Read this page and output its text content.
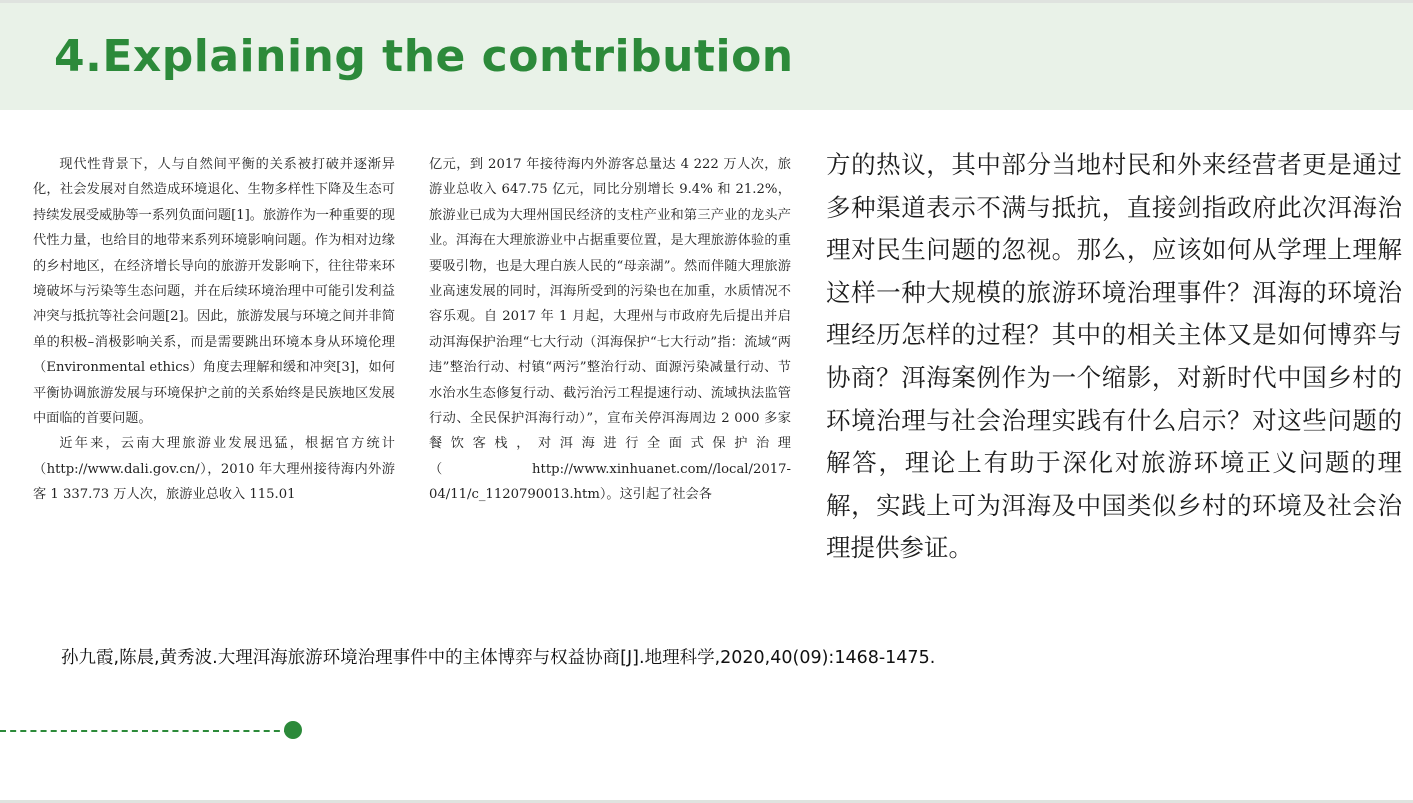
4.Explaining the contribution

现代性背景下，人与自然间平衡的关系被打破并逐渐异化，社会发展对自然造成环境退化、生物多样性下降及生态可持续发展受威胁等一系列负面问题[1]。旅游作为一种重要的现代性力量，也给目的地带来系列环境影响问题。作为相对边缘的乡村地区，在经济增长导向的旅游开发影响下，往往带来环境破坏与污染等生态问题，并在后续环境治理中可能引发利益冲突与抵抗等社会问题[2]。因此，旅游发展与环境之间并非简单的积极–消极影响关系，而是需要跳出环境本身从环境伦理（Environmental ethics）角度去理解和缓和冲突[3]，如何平衡协调旅游发展与环境保护之前的关系始终是民族地区发展中面临的首要问题。

近年来，云南大理旅游业发展迅猛，根据官方统计（http://www.dali.gov.cn/），2010 年大理州接待海内外游客 1 337.73 万人次，旅游业总收入 115.01

亿元，到 2017 年接待海内外游客总量达 4 222 万人次，旅游业总收入 647.75 亿元，同比分别增长 9.4% 和 21.2%，旅游业已成为大理州国民经济的支柱产业和第三产业的龙头产业。洱海在大理旅游业中占据重要位置，是大理旅游体验的重要吸引物，也是大理白族人民的“母亲湖”。然而伴随大理旅游业高速发展的同时，洱海所受到的污染也在加重，水质情况不容乐观。自 2017 年 1 月起，大理州与市政府先后提出并启动洱海保护治理“七大行动（洱海保护“七大行动”指：流域“两违”整治行动、村镇“两污”整治行动、面源污染减量行动、节水治水生态修复行动、截污治污工程提速行动、流域执法监管行动、全民保护洱海行动）”，宣布关停洱海周边 2 000 多家餐饮客栈，对洱海进行全面式保护治理（http://www.xinhuanet.com//local/2017-04/11/c_1120790013.htm）。这引起了社会各

方的热议，其中部分当地村民和外来经营者更是通过多种渠道表示不满与抵抗，直接剑指政府此次洱海治理对民生问题的忽视。那么，应该如何从学理上理解这样一种大规模的旅游环境治理事件？洱海的环境治理经历怎样的过程？其中的相关主体又是如何博弈与协商？洱海案例作为一个缩影，对新时代中国乡村的环境治理与社会治理实践有什么启示？对这些问题的解答，理论上有助于深化对旅游环境正义问题的理解，实践上可为洱海及中国类似乡村的环境及社会治理提供参证。

孙九霞,陈晨,黄秀波.大理洱海旅游环境治理事件中的主体博弈与权益协商[J].地理科学,2020,40(09):1468-1475.
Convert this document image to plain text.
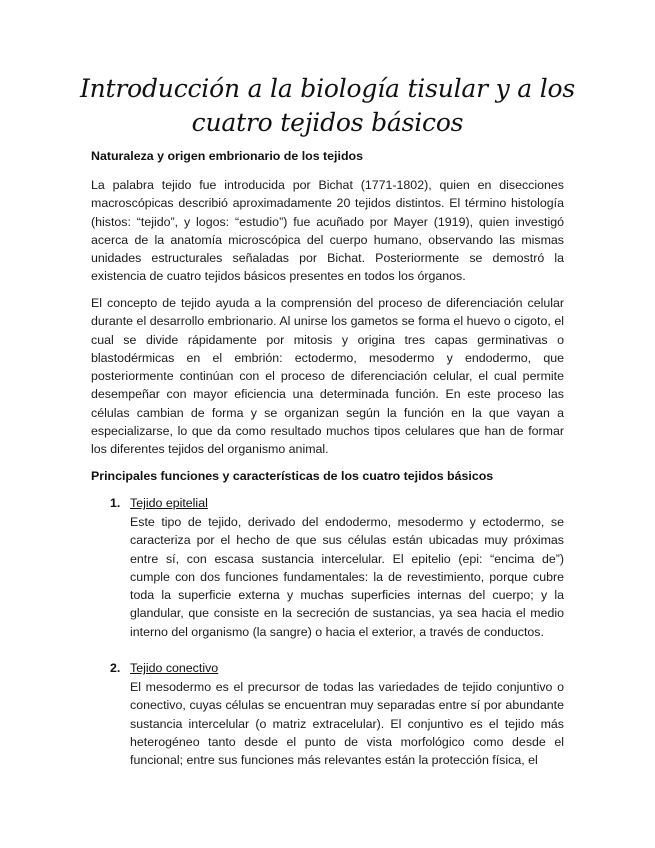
Introducción a la biología tisular y a los
cuatro tejidos básicos
Naturaleza y origen embrionario de los tejidos
La palabra tejido fue introducida por Bichat (1771-1802), quien en disecciones macroscópicas describió aproximadamente 20 tejidos distintos. El término histología (histos: “tejido”, y logos: “estudio”) fue acuñado por Mayer (1919), quien investigó acerca de la anatomía microscópica del cuerpo humano, observando las mismas unidades estructurales señaladas por Bichat. Posteriormente se demostró la existencia de cuatro tejidos básicos presentes en todos los órganos.
El concepto de tejido ayuda a la comprensión del proceso de diferenciación celular durante el desarrollo embrionario. Al unirse los gametos se forma el huevo o cigoto, el cual se divide rápidamente por mitosis y origina tres capas germinativas o blastodérmicas en el embrión: ectodermo, mesodermo y endodermo, que posteriormente continúan con el proceso de diferenciación celular, el cual permite desempeñar con mayor eficiencia una determinada función. En este proceso las células cambian de forma y se organizan según la función en la que vayan a especializarse, lo que da como resultado muchos tipos celulares que han de formar los diferentes tejidos del organismo animal.
Principales funciones y características de los cuatro tejidos básicos
1. Tejido epitelial
Este tipo de tejido, derivado del endodermo, mesodermo y ectodermo, se caracteriza por el hecho de que sus células están ubicadas muy próximas entre sí, con escasa sustancia intercelular. El epitelio (epi: “encima de”) cumple con dos funciones fundamentales: la de revestimiento, porque cubre toda la superficie externa y muchas superficies internas del cuerpo; y la glandular, que consiste en la secreción de sustancias, ya sea hacia el medio interno del organismo (la sangre) o hacia el exterior, a través de conductos.
2. Tejido conectivo
El mesodermo es el precursor de todas las variedades de tejido conjuntivo o conectivo, cuyas células se encuentran muy separadas entre sí por abundante sustancia intercelular (o matriz extracelular). El conjuntivo es el tejido más heterogéneo tanto desde el punto de vista morfológico como desde el funcional; entre sus funciones más relevantes están la protección física, el
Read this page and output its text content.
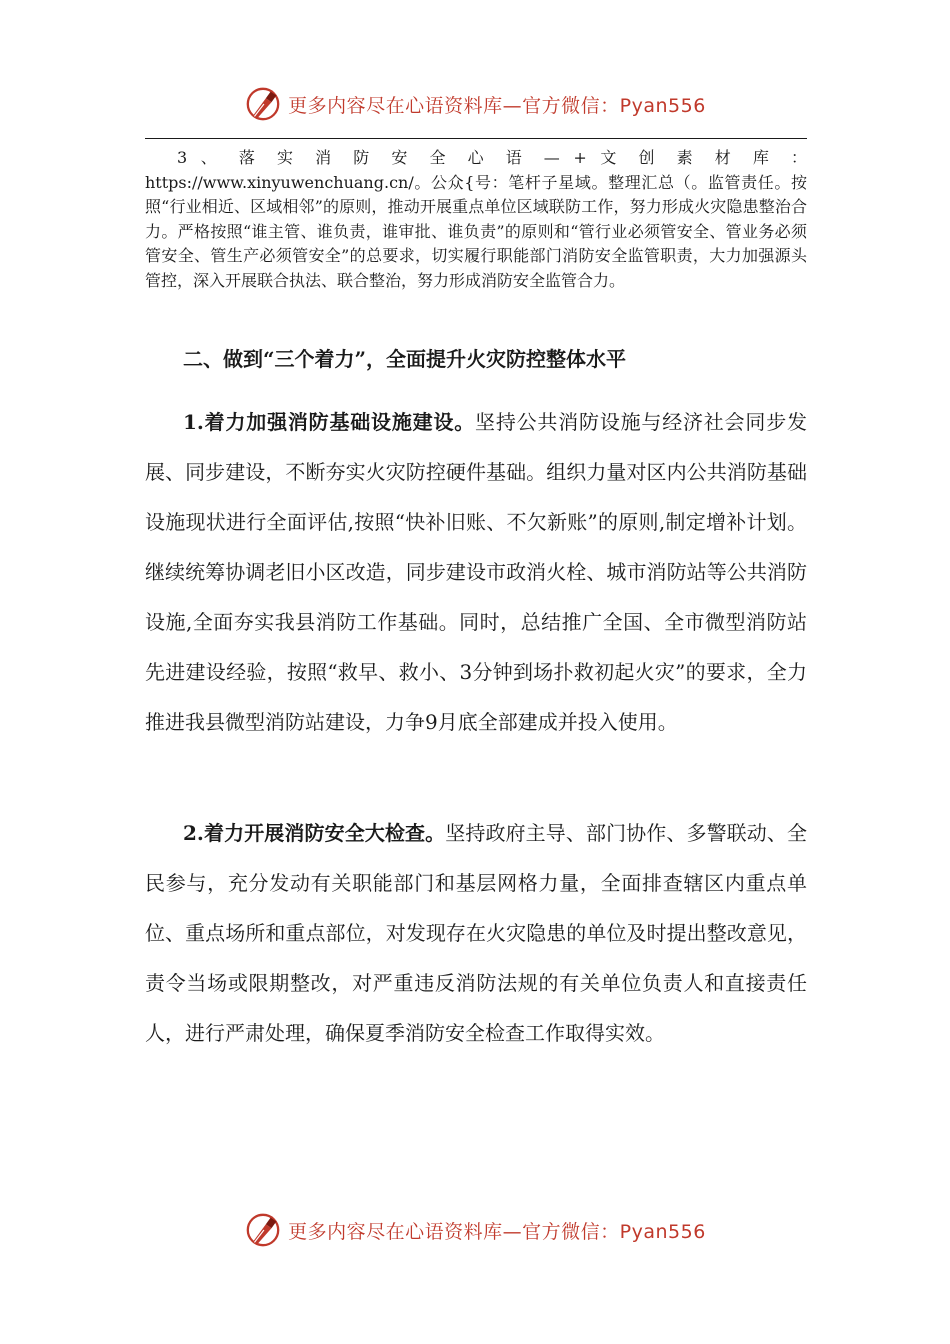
更多内容尽在心语资料库—官方微信：Pyan556

3 、 落 实 消 防 安 全 心 语 — + 文 创 素 材 库 ： https://www.xinyuwenchuang.cn/。公众{号：笔杆子星域。整理汇总（。监管责任。按照“行业相近、区域相邻”的原则，推动开展重点单位区域联防工作，努力形成火灾隐患整治合力。严格按照“谁主管、谁负责，谁审批、谁负责”的原则和“管行业必须管安全、管业务必须管安全、管生产必须管安全”的总要求，切实履行职能部门消防安全监管职责，大力加强源头管控，深入开展联合执法、联合整治，努力形成消防安全监管合力。

二、做到“三个着力”，全面提升火灾防控整体水平

1.着力加强消防基础设施建设。坚持公共消防设施与经济社会同步发展、同步建设，不断夯实火灾防控硬件基础。组织力量对区内公共消防基础设施现状进行全面评估,按照“快补旧账、不欠新账”的原则,制定增补计划。继续统筹协调老旧小区改造，同步建设市政消火栓、城市消防站等公共消防设施,全面夯实我县消防工作基础。同时，总结推广全国、全市微型消防站先进建设经验，按照“救早、救小、3分钟到场扑救初起火灾”的要求，全力推进我县微型消防站建设，力争9月底全部建成并投入使用。

2.着力开展消防安全大检查。坚持政府主导、部门协作、多警联动、全民参与，充分发动有关职能部门和基层网格力量，全面排查辖区内重点单位、重点场所和重点部位，对发现存在火灾隐患的单位及时提出整改意见，责令当场或限期整改，对严重违反消防法规的有关单位负责人和直接责任人，进行严肃处理，确保夏季消防安全检查工作取得实效。

更多内容尽在心语资料库—官方微信：Pyan556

=-=-=-=-=

## [Instruction]
Transcribe the records word for word and include no pictures.

## [Exercise answer]
Read this page and output its text content.
4.Explaining the contribution

现代性背景下，人与自然间平衡的关系被打破并逐渐异化，社会发展对自然造成环境退化、生物多样性下降及生态可持续发展受威胁等一系列负面问题[1]。旅游作为一种重要的现代性力量，也给目的地带来系列环境影响问题。作为相对边缘的乡村地区，在经济增长导向的旅游开发影响下，往往带来环境破坏与污染等生态问题，并在后续环境治理中可能引发利益冲突与抵抗等社会问题[2]。因此，旅游发展与环境之间并非简单的积极–消极影响关系，而是需要跳出环境本身从环境伦理（Environmental ethics）角度去理解和缓和冲突[3]，如何平衡协调旅游发展与环境保护之前的关系始终是民族地区发展中面临的首要问题。

近年来，云南大理旅游业发展迅猛，根据官方统计（http://www.dali.gov.cn/），2010 年大理州接待海内外游客 1 337.73 万人次，旅游业总收入 115.01

亿元，到 2017 年接待海内外游客总量达 4 222 万人次，旅游业总收入 647.75 亿元，同比分别增长 9.4% 和 21.2%，旅游业已成为大理州国民经济的支柱产业和第三产业的龙头产业。洱海在大理旅游业中占据重要位置，是大理旅游体验的重要吸引物，也是大理白族人民的“母亲湖”。然而伴随大理旅游业高速发展的同时，洱海所受到的污染也在加重，水质情况不容乐观。自 2017 年 1 月起，大理州与市政府先后提出并启动洱海保护治理“七大行动（洱海保护“七大行动”指：流域“两违”整治行动、村镇“两污”整治行动、面源污染减量行动、节水治水生态修复行动、截污治污工程提速行动、流域执法监管行动、全民保护洱海行动）”，宣布关停洱海周边 2 000 多家餐饮客栈，对洱海进行全面式保护治理（http://www.xinhuanet.com//local/2017-04/11/c_1120790013.htm）。这引起了社会各

方的热议，其中部分当地村民和外来经营者更是通过多种渠道表示不满与抵抗，直接剑指政府此次洱海治理对民生问题的忽视。那么，应该如何从学理上理解这样一种大规模的旅游环境治理事件？洱海的环境治理经历怎样的过程？其中的相关主体又是如何博弈与协商？洱海案例作为一个缩影，对新时代中国乡村的环境治理与社会治理实践有什么启示？对这些问题的解答，理论上有助于深化对旅游环境正义问题的理解，实践上可为洱海及中国类似乡村的环境及社会治理提供参证。

孙九霞,陈晨,黄秀波.大理洱海旅游环境治理事件中的主体博弈与权益协商[J].地理科学,2020,40(09):1468-1475.
Convert this document image to plain text.
Introducción a la biología tisular y a los
cuatro tejidos básicos
Naturaleza y origen embrionario de los tejidos
La palabra tejido fue introducida por Bichat (1771-1802), quien en disecciones macroscópicas describió aproximadamente 20 tejidos distintos. El término histología (histos: “tejido”, y logos: “estudio”) fue acuñado por Mayer (1919), quien investigó acerca de la anatomía microscópica del cuerpo humano, observando las mismas unidades estructurales señaladas por Bichat. Posteriormente se demostró la existencia de cuatro tejidos básicos presentes en todos los órganos.
El concepto de tejido ayuda a la comprensión del proceso de diferenciación celular durante el desarrollo embrionario. Al unirse los gametos se forma el huevo o cigoto, el cual se divide rápidamente por mitosis y origina tres capas germinativas o blastodérmicas en el embrión: ectodermo, mesodermo y endodermo, que posteriormente continúan con el proceso de diferenciación celular, el cual permite desempeñar con mayor eficiencia una determinada función. En este proceso las células cambian de forma y se organizan según la función en la que vayan a especializarse, lo que da como resultado muchos tipos celulares que han de formar los diferentes tejidos del organismo animal.
Principales funciones y características de los cuatro tejidos básicos
1. Tejido epitelial
Este tipo de tejido, derivado del endodermo, mesodermo y ectodermo, se caracteriza por el hecho de que sus células están ubicadas muy próximas entre sí, con escasa sustancia intercelular. El epitelio (epi: “encima de”) cumple con dos funciones fundamentales: la de revestimiento, porque cubre toda la superficie externa y muchas superficies internas del cuerpo; y la glandular, que consiste en la secreción de sustancias, ya sea hacia el medio interno del organismo (la sangre) o hacia el exterior, a través de conductos.
2. Tejido conectivo
El mesodermo es el precursor de todas las variedades de tejido conjuntivo o conectivo, cuyas células se encuentran muy separadas entre sí por abundante sustancia intercelular (o matriz extracelular). El conjuntivo es el tejido más heterogéneo tanto desde el punto de vista morfológico como desde el funcional; entre sus funciones más relevantes están la protección física, el
Read this page and output its text content.
更多内容尽在心语资料库—官方微信：Pyan556

3 、 落 实 消 防 安 全 心 语 — + 文 创 素 材 库 ： https://www.xinyuwenchuang.cn/。公众{号：笔杆子星域。整理汇总（。监管责任。按照“行业相近、区域相邻”的原则，推动开展重点单位区域联防工作，努力形成火灾隐患整治合力。严格按照“谁主管、谁负责，谁审批、谁负责”的原则和“管行业必须管安全、管业务必须管安全、管生产必须管安全”的总要求，切实履行职能部门消防安全监管职责，大力加强源头管控，深入开展联合执法、联合整治，努力形成消防安全监管合力。

二、做到“三个着力”，全面提升火灾防控整体水平

1.着力加强消防基础设施建设。坚持公共消防设施与经济社会同步发展、同步建设，不断夯实火灾防控硬件基础。组织力量对区内公共消防基础设施现状进行全面评估,按照“快补旧账、不欠新账”的原则,制定增补计划。继续统筹协调老旧小区改造，同步建设市政消火栓、城市消防站等公共消防设施,全面夯实我县消防工作基础。同时，总结推广全国、全市微型消防站先进建设经验，按照“救早、救小、3分钟到场扑救初起火灾”的要求，全力推进我县微型消防站建设，力争9月底全部建成并投入使用。

2.着力开展消防安全大检查。坚持政府主导、部门协作、多警联动、全民参与，充分发动有关职能部门和基层网格力量，全面排查辖区内重点单位、重点场所和重点部位，对发现存在火灾隐患的单位及时提出整改意见，责令当场或限期整改，对严重违反消防法规的有关单位负责人和直接责任人，进行严肃处理，确保夏季消防安全检查工作取得实效。

更多内容尽在心语资料库—官方微信：Pyan556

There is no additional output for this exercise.